WHAT THE TASK ASKS: Repeat, without any change, the entries presented below.

RECORD SET:
>>>
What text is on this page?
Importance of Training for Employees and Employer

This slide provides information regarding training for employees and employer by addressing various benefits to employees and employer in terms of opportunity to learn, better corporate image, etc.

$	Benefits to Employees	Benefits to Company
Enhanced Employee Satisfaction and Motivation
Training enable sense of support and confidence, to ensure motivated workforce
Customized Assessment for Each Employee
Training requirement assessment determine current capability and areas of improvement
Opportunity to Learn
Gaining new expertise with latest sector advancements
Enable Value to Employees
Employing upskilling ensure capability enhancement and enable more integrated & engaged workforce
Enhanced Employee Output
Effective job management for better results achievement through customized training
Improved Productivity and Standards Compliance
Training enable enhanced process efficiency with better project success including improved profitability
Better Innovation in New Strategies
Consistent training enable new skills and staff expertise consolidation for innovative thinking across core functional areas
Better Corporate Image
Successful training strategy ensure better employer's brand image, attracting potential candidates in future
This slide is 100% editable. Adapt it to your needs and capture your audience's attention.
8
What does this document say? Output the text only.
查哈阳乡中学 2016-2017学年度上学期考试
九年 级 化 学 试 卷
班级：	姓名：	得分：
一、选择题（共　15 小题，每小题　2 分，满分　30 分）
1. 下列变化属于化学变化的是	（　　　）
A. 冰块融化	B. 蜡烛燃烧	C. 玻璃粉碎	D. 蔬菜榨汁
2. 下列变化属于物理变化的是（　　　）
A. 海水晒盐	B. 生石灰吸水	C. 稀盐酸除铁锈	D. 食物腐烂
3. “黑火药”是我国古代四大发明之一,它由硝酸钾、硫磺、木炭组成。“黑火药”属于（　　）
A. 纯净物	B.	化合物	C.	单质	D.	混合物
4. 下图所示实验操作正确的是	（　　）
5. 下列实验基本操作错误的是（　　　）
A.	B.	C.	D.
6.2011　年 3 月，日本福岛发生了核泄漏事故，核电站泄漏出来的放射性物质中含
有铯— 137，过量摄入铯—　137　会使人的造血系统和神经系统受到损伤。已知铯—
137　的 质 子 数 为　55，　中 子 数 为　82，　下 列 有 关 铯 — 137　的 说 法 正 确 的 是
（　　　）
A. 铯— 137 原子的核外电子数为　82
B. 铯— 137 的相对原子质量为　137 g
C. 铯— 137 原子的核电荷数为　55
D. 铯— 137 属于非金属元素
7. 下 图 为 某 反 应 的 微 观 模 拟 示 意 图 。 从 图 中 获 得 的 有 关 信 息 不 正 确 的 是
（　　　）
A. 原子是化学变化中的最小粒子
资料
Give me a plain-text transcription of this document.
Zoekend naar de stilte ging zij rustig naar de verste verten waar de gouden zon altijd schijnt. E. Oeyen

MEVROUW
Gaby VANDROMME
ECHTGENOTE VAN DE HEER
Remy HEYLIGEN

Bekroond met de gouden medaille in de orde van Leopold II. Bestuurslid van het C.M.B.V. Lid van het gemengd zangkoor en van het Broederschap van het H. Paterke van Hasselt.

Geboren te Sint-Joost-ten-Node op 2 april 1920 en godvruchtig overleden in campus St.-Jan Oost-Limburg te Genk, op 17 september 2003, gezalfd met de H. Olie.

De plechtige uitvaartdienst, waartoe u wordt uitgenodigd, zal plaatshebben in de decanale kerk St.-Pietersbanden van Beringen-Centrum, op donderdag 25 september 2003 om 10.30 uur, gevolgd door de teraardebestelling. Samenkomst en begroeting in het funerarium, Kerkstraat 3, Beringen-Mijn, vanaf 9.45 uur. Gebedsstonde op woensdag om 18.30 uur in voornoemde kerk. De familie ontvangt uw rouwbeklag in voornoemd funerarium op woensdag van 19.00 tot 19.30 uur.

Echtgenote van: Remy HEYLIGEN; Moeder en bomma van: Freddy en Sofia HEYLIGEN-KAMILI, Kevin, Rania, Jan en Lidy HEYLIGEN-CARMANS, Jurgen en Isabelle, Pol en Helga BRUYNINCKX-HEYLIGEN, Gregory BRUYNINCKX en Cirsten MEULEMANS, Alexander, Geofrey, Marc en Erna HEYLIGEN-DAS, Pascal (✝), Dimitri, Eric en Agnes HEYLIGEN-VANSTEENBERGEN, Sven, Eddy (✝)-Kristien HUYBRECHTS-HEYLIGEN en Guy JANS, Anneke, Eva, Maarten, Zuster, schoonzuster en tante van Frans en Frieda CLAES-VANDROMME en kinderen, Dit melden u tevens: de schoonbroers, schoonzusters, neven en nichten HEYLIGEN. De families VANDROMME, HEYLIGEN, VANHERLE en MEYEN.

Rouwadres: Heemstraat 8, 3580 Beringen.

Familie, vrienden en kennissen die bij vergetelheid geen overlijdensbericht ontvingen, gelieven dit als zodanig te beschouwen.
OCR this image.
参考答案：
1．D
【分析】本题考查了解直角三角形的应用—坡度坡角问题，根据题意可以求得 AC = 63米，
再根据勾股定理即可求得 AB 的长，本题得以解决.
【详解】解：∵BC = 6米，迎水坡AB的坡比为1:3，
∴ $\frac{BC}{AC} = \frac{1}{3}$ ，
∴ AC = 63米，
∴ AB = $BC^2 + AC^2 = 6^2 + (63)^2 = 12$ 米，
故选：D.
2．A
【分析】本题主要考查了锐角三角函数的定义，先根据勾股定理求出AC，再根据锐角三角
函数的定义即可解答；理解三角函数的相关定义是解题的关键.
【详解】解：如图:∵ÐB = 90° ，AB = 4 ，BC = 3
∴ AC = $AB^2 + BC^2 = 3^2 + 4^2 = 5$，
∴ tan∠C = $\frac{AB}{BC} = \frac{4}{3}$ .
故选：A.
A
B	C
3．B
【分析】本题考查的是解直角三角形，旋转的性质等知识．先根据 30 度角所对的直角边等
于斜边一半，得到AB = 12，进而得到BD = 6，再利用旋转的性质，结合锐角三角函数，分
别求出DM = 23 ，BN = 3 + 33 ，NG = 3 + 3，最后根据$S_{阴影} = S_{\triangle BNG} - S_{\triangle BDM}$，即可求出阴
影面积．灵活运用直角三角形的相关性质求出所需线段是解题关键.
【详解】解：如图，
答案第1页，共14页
<<<
OUTPUT FOR THIS TASK:
What text is on this page?
Importance of Training for Employees and Employer

This slide provides information regarding training for employees and employer by addressing various benefits to employees and employer in terms of opportunity to learn, better corporate image, etc.

$	Benefits to Employees	Benefits to Company
Enhanced Employee Satisfaction and Motivation
Training enable sense of support and confidence, to ensure motivated workforce
Customized Assessment for Each Employee
Training requirement assessment determine current capability and areas of improvement
Opportunity to Learn
Gaining new expertise with latest sector advancements
Enable Value to Employees
Employing upskilling ensure capability enhancement and enable more integrated & engaged workforce
Enhanced Employee Output
Effective job management for better results achievement through customized training
Improved Productivity and Standards Compliance
Training enable enhanced process efficiency with better project success including improved profitability
Better Innovation in New Strategies
Consistent training enable new skills and staff expertise consolidation for innovative thinking across core functional areas
Better Corporate Image
Successful training strategy ensure better employer's brand image, attracting potential candidates in future
This slide is 100% editable. Adapt it to your needs and capture your audience's attention.
8
What does this document say? Output the text only.
查哈阳乡中学 2016-2017学年度上学期考试
九年 级 化 学 试 卷
班级：	姓名：	得分：
一、选择题（共　15 小题，每小题　2 分，满分　30 分）
1. 下列变化属于化学变化的是	（　　　）
A. 冰块融化	B. 蜡烛燃烧	C. 玻璃粉碎	D. 蔬菜榨汁
2. 下列变化属于物理变化的是（　　　）
A. 海水晒盐	B. 生石灰吸水	C. 稀盐酸除铁锈	D. 食物腐烂
3. “黑火药”是我国古代四大发明之一,它由硝酸钾、硫磺、木炭组成。“黑火药”属于（　　）
A. 纯净物	B.	化合物	C.	单质	D.	混合物
4. 下图所示实验操作正确的是	（　　）
5. 下列实验基本操作错误的是（　　　）
A.	B.	C.	D.
6.2011　年 3 月，日本福岛发生了核泄漏事故，核电站泄漏出来的放射性物质中含
有铯— 137，过量摄入铯—　137　会使人的造血系统和神经系统受到损伤。已知铯—
137　的 质 子 数 为　55，　中 子 数 为　82，　下 列 有 关 铯 — 137　的 说 法 正 确 的 是
（　　　）
A. 铯— 137 原子的核外电子数为　82
B. 铯— 137 的相对原子质量为　137 g
C. 铯— 137 原子的核电荷数为　55
D. 铯— 137 属于非金属元素
7. 下 图 为 某 反 应 的 微 观 模 拟 示 意 图 。 从 图 中 获 得 的 有 关 信 息 不 正 确 的 是
（　　　）
A. 原子是化学变化中的最小粒子
资料
Give me a plain-text transcription of this document.
Zoekend naar de stilte ging zij rustig naar de verste verten waar de gouden zon altijd schijnt. E. Oeyen

MEVROUW
Gaby VANDROMME
ECHTGENOTE VAN DE HEER
Remy HEYLIGEN

Bekroond met de gouden medaille in de orde van Leopold II. Bestuurslid van het C.M.B.V. Lid van het gemengd zangkoor en van het Broederschap van het H. Paterke van Hasselt.

Geboren te Sint-Joost-ten-Node op 2 april 1920 en godvruchtig overleden in campus St.-Jan Oost-Limburg te Genk, op 17 september 2003, gezalfd met de H. Olie.

De plechtige uitvaartdienst, waartoe u wordt uitgenodigd, zal plaatshebben in de decanale kerk St.-Pietersbanden van Beringen-Centrum, op donderdag 25 september 2003 om 10.30 uur, gevolgd door de teraardebestelling. Samenkomst en begroeting in het funerarium, Kerkstraat 3, Beringen-Mijn, vanaf 9.45 uur. Gebedsstonde op woensdag om 18.30 uur in voornoemde kerk. De familie ontvangt uw rouwbeklag in voornoemd funerarium op woensdag van 19.00 tot 19.30 uur.

Echtgenote van: Remy HEYLIGEN; Moeder en bomma van: Freddy en Sofia HEYLIGEN-KAMILI, Kevin, Rania, Jan en Lidy HEYLIGEN-CARMANS, Jurgen en Isabelle, Pol en Helga BRUYNINCKX-HEYLIGEN, Gregory BRUYNINCKX en Cirsten MEULEMANS, Alexander, Geofrey, Marc en Erna HEYLIGEN-DAS, Pascal (✝), Dimitri, Eric en Agnes HEYLIGEN-VANSTEENBERGEN, Sven, Eddy (✝)-Kristien HUYBRECHTS-HEYLIGEN en Guy JANS, Anneke, Eva, Maarten, Zuster, schoonzuster en tante van Frans en Frieda CLAES-VANDROMME en kinderen, Dit melden u tevens: de schoonbroers, schoonzusters, neven en nichten HEYLIGEN. De families VANDROMME, HEYLIGEN, VANHERLE en MEYEN.

Rouwadres: Heemstraat 8, 3580 Beringen.

Familie, vrienden en kennissen die bij vergetelheid geen overlijdensbericht ontvingen, gelieven dit als zodanig te beschouwen.
OCR this image.
参考答案：
1．D
【分析】本题考查了解直角三角形的应用—坡度坡角问题，根据题意可以求得 AC = 63米，
再根据勾股定理即可求得 AB 的长，本题得以解决.
【详解】解：∵BC = 6米，迎水坡AB的坡比为1:3，
∴ $\frac{BC}{AC} = \frac{1}{3}$ ，
∴ AC = 63米，
∴ AB = $BC^2 + AC^2 = 6^2 + (63)^2 = 12$ 米，
故选：D.
2．A
【分析】本题主要考查了锐角三角函数的定义，先根据勾股定理求出AC，再根据锐角三角
函数的定义即可解答；理解三角函数的相关定义是解题的关键.
【详解】解：如图:∵ÐB = 90° ，AB = 4 ，BC = 3
∴ AC = $AB^2 + BC^2 = 3^2 + 4^2 = 5$，
∴ tan∠C = $\frac{AB}{BC} = \frac{4}{3}$ .
故选：A.
A
B	C
3．B
【分析】本题考查的是解直角三角形，旋转的性质等知识．先根据 30 度角所对的直角边等
于斜边一半，得到AB = 12，进而得到BD = 6，再利用旋转的性质，结合锐角三角函数，分
别求出DM = 23 ，BN = 3 + 33 ，NG = 3 + 3，最后根据$S_{阴影} = S_{\triangle BNG} - S_{\triangle BDM}$，即可求出阴
影面积．灵活运用直角三角形的相关性质求出所需线段是解题关键.
【详解】解：如图，
答案第1页，共14页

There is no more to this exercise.